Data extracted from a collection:
◇ ◇ ◇
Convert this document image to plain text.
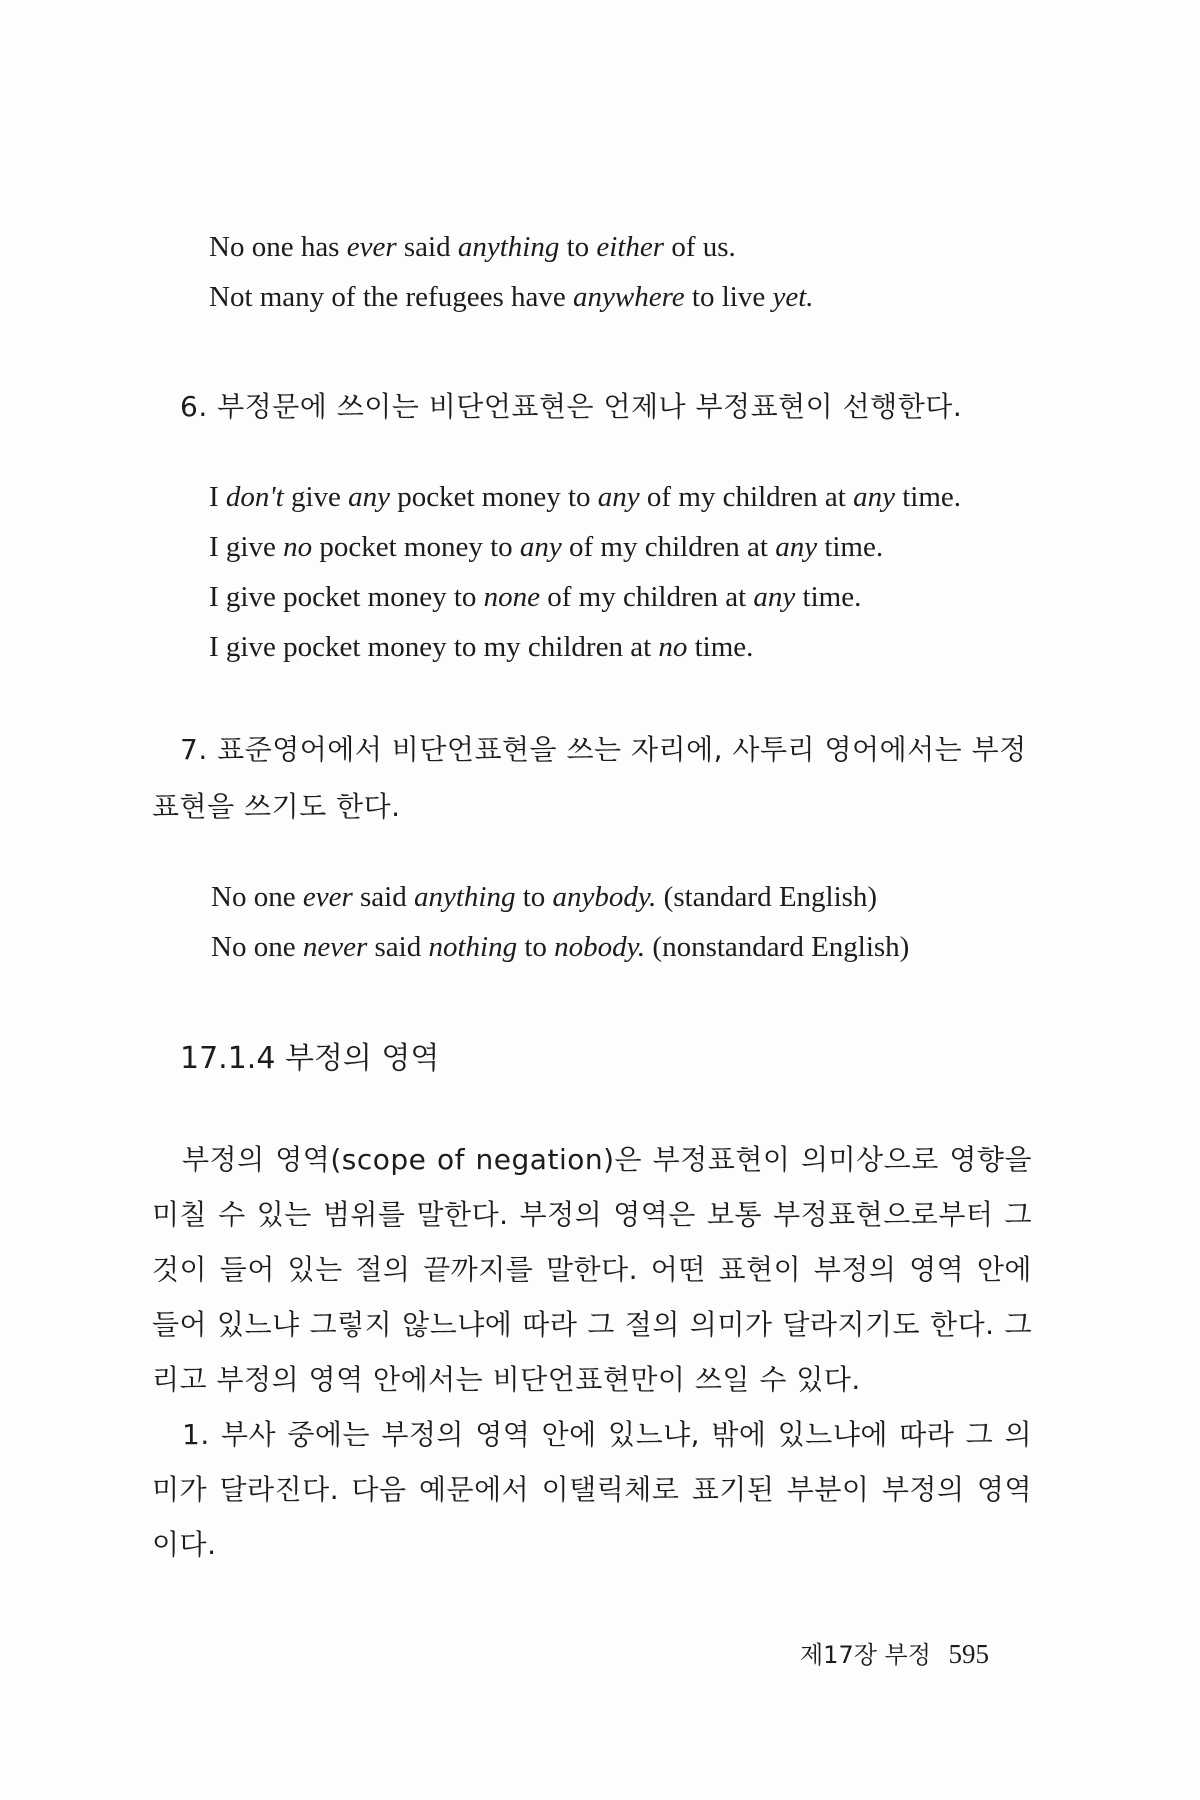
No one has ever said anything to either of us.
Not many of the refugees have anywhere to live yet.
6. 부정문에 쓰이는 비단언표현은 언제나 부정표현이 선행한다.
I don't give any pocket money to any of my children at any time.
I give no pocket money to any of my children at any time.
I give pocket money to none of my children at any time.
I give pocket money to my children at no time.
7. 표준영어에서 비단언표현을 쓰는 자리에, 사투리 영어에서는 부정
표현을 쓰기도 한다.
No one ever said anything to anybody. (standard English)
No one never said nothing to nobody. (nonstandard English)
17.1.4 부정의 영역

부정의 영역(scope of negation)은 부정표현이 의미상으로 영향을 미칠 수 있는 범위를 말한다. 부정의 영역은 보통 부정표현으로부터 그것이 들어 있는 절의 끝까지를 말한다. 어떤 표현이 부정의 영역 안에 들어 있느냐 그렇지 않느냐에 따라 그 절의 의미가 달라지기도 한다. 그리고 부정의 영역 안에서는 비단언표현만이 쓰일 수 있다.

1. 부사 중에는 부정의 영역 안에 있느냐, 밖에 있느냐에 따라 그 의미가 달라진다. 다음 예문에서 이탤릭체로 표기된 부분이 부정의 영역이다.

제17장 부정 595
◇ ◇ ◇
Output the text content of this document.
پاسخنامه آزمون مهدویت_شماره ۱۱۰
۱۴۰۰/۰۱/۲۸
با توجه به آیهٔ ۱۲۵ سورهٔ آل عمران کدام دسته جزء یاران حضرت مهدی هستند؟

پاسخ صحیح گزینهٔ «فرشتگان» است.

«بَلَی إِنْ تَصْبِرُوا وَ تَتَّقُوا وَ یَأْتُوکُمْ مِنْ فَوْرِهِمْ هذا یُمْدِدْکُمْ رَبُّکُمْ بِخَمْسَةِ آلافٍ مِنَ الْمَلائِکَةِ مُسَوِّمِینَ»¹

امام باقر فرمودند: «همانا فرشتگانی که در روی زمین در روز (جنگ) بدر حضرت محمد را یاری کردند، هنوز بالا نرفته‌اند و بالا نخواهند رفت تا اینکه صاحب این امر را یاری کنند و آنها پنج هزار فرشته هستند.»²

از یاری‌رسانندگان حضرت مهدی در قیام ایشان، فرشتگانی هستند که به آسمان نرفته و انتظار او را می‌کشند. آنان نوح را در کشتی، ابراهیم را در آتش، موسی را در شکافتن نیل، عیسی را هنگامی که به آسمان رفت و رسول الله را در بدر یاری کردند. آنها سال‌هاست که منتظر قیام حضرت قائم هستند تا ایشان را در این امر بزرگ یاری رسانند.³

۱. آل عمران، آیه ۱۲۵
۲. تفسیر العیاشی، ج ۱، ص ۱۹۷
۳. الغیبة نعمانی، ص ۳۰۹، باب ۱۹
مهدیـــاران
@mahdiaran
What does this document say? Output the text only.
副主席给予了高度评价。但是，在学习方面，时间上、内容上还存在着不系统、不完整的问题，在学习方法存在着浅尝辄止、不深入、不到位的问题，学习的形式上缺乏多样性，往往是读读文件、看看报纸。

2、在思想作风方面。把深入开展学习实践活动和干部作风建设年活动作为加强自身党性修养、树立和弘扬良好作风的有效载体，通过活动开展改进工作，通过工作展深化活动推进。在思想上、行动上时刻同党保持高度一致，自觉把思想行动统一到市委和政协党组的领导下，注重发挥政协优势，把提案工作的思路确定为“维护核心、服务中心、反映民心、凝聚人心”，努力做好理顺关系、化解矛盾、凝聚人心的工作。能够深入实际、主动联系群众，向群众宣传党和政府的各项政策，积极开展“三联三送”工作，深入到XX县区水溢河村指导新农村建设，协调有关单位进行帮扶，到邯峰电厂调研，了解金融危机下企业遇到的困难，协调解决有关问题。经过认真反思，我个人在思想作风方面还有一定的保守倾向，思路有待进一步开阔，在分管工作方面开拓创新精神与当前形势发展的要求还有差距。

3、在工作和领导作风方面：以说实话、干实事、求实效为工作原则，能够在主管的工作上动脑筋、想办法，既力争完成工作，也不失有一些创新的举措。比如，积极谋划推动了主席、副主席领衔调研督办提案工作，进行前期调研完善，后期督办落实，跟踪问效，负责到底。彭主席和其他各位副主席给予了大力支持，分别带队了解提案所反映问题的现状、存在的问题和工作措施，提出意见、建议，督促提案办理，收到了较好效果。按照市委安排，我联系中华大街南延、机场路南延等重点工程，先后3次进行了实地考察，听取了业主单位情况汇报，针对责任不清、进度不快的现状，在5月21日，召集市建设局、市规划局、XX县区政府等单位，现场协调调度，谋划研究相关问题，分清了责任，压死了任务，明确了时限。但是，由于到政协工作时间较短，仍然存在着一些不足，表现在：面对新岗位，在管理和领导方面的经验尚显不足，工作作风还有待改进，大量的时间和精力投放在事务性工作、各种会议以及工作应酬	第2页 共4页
◇ ◇ ◇
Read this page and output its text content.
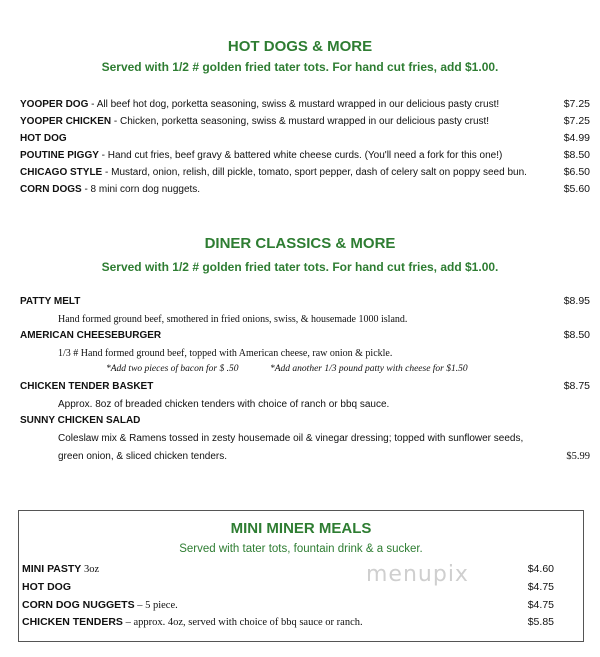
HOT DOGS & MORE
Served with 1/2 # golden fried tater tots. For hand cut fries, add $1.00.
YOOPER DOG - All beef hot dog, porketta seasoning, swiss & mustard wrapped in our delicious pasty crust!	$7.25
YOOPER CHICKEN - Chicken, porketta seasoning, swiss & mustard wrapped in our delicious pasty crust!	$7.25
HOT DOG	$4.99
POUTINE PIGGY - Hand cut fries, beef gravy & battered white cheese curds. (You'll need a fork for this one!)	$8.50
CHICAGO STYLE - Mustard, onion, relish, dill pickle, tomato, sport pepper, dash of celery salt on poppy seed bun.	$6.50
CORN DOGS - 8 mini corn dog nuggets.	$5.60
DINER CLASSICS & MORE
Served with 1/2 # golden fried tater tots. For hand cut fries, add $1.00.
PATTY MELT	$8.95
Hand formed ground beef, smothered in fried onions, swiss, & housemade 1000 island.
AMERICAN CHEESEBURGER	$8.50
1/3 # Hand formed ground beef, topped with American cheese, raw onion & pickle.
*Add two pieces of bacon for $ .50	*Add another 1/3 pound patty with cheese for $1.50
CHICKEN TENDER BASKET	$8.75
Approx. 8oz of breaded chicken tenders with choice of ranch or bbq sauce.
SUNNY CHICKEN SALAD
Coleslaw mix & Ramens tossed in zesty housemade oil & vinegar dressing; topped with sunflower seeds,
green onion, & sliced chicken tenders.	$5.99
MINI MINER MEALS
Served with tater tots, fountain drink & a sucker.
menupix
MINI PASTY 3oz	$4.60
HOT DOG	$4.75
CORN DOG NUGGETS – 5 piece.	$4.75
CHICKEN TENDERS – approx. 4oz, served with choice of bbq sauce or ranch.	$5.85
◇ ◇ ◇
**CHALLENGE:** Search the lines above for the string "wrapped", then show every one that has it.

**RESPONSE TO THIS TASK:**
YOOPER DOG - All beef hot dog, porketta seasoning, swiss & mustard wrapped in our delicious pasty crust!	$7.25
YOOPER CHICKEN - Chicken, porketta seasoning, swiss & mustard wrapped in our delicious pasty crust!	$7.25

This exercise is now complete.